■ RECORDS
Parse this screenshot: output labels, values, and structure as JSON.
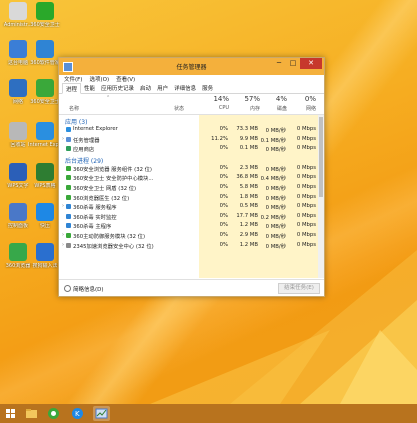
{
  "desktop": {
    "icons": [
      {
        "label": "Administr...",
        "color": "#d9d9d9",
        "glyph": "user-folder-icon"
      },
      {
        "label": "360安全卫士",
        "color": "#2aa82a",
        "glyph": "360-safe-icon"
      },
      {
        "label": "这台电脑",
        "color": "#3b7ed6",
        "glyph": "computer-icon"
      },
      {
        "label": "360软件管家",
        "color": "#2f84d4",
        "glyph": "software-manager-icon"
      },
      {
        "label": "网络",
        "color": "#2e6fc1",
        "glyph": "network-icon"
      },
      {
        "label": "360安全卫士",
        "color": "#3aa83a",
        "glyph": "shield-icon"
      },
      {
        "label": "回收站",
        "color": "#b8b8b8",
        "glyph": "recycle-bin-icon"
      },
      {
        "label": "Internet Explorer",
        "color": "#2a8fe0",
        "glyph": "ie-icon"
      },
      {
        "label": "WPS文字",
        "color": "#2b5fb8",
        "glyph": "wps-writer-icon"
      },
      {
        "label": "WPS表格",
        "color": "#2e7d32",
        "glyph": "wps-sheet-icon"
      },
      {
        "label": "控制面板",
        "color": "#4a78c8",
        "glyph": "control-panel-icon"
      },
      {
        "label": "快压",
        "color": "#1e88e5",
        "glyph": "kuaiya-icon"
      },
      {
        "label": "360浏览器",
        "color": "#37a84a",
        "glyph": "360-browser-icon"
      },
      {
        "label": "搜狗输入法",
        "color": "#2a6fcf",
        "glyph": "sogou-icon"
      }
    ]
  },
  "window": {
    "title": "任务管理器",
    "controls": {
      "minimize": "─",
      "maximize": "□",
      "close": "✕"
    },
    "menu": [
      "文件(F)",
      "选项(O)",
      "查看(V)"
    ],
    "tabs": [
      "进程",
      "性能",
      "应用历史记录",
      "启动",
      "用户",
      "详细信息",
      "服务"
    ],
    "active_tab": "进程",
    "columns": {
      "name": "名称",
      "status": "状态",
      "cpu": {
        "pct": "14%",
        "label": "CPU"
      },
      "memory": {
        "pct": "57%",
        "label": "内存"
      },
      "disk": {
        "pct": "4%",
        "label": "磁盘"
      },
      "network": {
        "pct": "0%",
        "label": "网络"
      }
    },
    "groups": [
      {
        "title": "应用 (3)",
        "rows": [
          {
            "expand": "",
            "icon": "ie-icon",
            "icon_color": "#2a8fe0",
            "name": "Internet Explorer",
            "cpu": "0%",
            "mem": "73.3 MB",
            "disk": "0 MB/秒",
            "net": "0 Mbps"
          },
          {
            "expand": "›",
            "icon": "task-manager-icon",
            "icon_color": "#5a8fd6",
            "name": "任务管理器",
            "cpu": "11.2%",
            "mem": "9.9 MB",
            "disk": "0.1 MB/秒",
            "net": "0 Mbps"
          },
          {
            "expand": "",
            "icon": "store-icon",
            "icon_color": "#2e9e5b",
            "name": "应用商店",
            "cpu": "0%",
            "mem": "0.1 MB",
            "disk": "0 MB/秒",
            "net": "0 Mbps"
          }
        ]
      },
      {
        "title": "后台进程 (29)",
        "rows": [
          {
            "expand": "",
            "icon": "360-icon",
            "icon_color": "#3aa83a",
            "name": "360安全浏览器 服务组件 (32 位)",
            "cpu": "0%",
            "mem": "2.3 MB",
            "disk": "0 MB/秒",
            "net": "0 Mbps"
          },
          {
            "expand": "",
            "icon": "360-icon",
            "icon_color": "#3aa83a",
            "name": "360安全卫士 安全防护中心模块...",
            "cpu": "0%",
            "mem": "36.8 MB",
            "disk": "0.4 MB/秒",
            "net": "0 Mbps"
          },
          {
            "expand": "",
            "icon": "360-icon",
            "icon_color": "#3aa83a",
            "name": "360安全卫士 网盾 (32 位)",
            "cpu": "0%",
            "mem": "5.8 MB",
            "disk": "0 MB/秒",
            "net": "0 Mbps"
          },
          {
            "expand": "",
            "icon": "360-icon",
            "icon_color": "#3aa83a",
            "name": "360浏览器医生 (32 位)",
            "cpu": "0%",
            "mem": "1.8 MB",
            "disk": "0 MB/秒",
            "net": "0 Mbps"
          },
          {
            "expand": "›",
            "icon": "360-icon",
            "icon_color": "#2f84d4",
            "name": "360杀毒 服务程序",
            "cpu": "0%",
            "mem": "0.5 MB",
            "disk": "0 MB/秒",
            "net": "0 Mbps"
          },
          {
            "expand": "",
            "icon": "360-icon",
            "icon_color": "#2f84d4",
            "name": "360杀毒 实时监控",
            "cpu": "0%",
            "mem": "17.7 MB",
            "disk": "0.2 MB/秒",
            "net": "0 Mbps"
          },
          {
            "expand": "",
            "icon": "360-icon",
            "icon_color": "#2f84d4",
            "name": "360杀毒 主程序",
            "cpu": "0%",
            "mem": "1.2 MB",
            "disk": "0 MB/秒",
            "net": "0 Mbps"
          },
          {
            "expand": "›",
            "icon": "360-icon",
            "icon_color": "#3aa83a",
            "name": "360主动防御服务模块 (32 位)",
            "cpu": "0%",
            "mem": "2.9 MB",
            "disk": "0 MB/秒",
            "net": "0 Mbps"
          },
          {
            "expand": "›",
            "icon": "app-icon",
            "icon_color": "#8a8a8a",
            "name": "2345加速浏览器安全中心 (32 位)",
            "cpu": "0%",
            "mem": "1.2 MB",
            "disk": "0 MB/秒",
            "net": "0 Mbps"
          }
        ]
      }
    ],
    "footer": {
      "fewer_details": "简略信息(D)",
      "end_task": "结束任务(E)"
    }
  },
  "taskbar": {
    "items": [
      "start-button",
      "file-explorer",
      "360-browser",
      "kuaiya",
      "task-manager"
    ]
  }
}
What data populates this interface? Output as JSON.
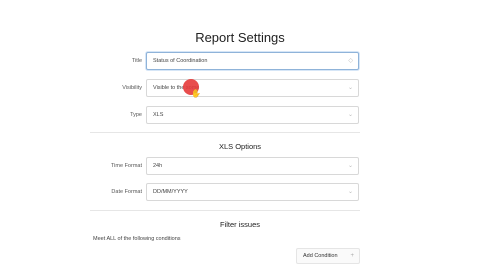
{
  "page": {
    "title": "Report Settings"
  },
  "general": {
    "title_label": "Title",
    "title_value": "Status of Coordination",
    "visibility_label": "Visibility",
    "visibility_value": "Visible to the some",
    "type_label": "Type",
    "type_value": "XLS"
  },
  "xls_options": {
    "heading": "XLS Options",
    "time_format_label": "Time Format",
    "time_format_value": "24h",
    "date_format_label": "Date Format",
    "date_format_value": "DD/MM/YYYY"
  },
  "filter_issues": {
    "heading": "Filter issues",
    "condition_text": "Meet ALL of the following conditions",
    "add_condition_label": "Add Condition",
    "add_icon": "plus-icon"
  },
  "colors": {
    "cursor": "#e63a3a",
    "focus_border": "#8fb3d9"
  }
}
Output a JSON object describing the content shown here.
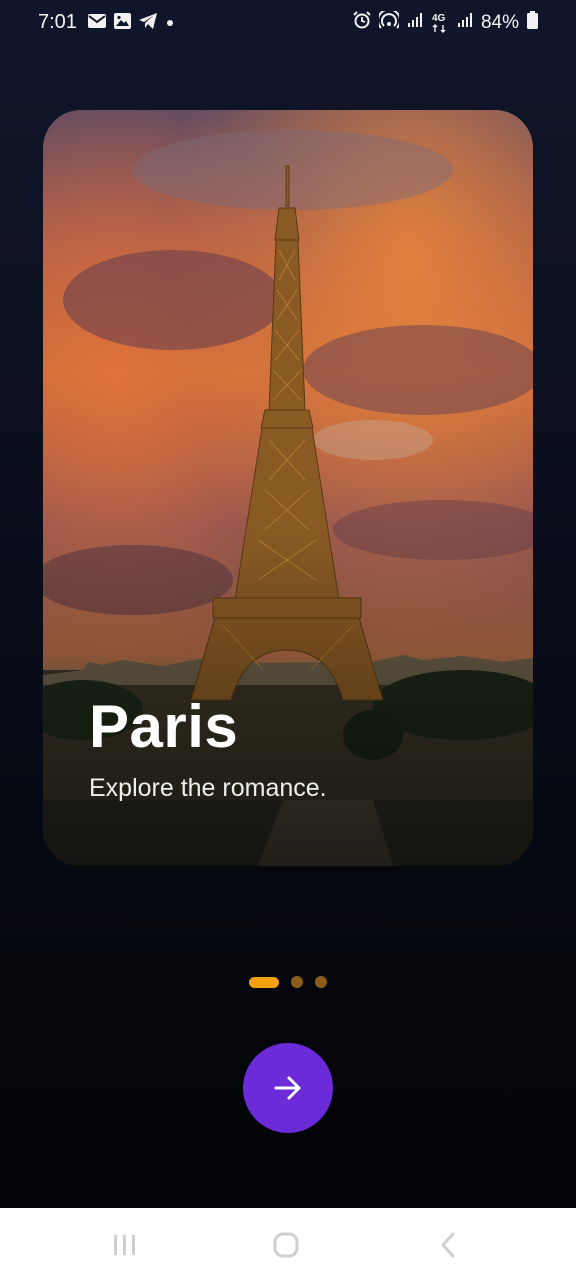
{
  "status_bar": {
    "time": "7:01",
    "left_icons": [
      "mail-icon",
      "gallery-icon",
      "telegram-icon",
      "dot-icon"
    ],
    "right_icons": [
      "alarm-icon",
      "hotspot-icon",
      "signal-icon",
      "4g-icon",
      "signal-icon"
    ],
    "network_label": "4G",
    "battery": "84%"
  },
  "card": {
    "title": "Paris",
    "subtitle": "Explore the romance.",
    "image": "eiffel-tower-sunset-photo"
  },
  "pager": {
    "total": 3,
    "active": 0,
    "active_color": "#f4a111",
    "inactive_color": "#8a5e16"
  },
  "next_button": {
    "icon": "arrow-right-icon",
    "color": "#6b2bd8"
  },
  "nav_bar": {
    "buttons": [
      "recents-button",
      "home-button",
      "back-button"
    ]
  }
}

---

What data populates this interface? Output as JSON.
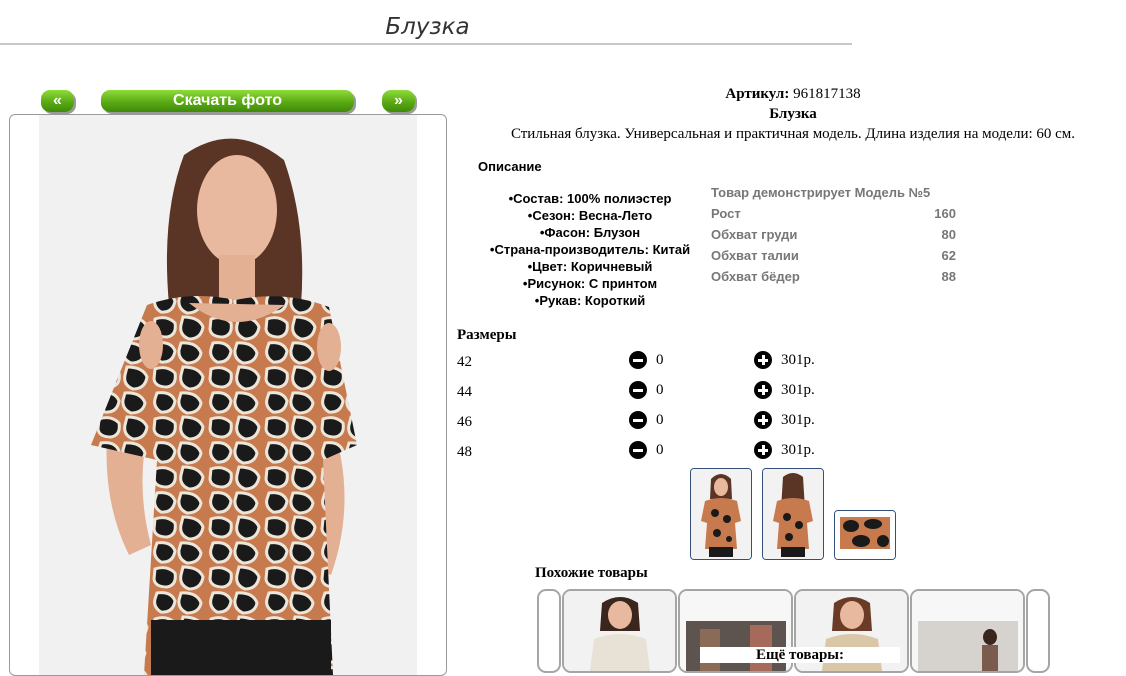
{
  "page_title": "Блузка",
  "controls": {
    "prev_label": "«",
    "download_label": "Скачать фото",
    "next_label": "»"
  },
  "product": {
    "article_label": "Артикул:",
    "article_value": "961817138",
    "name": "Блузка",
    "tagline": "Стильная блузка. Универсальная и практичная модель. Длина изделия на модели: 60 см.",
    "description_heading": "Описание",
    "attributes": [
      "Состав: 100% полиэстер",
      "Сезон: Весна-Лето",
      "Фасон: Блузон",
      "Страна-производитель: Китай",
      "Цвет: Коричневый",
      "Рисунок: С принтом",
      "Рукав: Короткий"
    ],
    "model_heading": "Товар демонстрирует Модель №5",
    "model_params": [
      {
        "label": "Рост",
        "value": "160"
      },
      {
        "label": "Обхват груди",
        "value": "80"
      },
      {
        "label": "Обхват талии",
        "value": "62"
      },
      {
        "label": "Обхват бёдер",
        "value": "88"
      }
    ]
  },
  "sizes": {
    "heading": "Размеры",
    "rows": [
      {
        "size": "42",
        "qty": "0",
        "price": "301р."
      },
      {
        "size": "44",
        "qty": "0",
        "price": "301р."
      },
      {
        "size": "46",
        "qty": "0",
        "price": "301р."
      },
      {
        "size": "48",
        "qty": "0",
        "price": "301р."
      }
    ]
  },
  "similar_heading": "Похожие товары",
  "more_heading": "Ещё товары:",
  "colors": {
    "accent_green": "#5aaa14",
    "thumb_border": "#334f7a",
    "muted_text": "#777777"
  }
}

■ WRITTEN TASK
Select and copy every line of the material that holds the string "Обхват".

■ EXPECTED ANSWER
        "label": "Обхват груди",
        "label": "Обхват талии",
        "label": "Обхват бёдер",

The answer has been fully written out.